◆ **Problem description**
Make an exact copy of all the entries below, with the pictures left out.

◆ **Records supplied**
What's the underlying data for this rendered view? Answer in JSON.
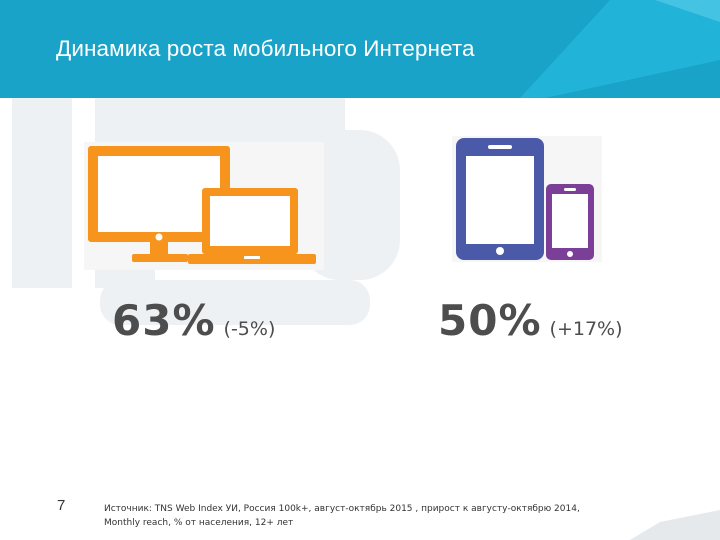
{
  "slide": {
    "title": "Динамика роста мобильного Интернета",
    "page_number": "7",
    "colors": {
      "header": "#1aa3c8",
      "header_stripe": "#22b3d8",
      "desktop_devices": "#f7941d",
      "mobile_devices": "#4b5aa8",
      "phone": "#7b3f98",
      "text": "#4d4d4d"
    }
  },
  "stats": {
    "desktop": {
      "icon": "desktop-laptop-icon",
      "value": "63%",
      "change": "(-5%)"
    },
    "mobile": {
      "icon": "tablet-phone-icon",
      "value": "50%",
      "change": "(+17%)"
    }
  },
  "footer": {
    "source_line1": "Источник: TNS Web Index УИ, Россия 100k+, август-октябрь 2015 , прирост к августу-октябрю 2014,",
    "source_line2": "Monthly reach, % от населения, 12+ лет"
  }
}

◆ **Result**
What's the underlying data for this rendered view? Answer in JSON.
{
  "slide": {
    "title": "Динамика роста мобильного Интернета",
    "page_number": "7",
    "colors": {
      "header": "#1aa3c8",
      "header_stripe": "#22b3d8",
      "desktop_devices": "#f7941d",
      "mobile_devices": "#4b5aa8",
      "phone": "#7b3f98",
      "text": "#4d4d4d"
    }
  },
  "stats": {
    "desktop": {
      "icon": "desktop-laptop-icon",
      "value": "63%",
      "change": "(-5%)"
    },
    "mobile": {
      "icon": "tablet-phone-icon",
      "value": "50%",
      "change": "(+17%)"
    }
  },
  "footer": {
    "source_line1": "Источник: TNS Web Index УИ, Россия 100k+, август-октябрь 2015 , прирост к августу-октябрю 2014,",
    "source_line2": "Monthly reach, % от населения, 12+ лет"
  }
}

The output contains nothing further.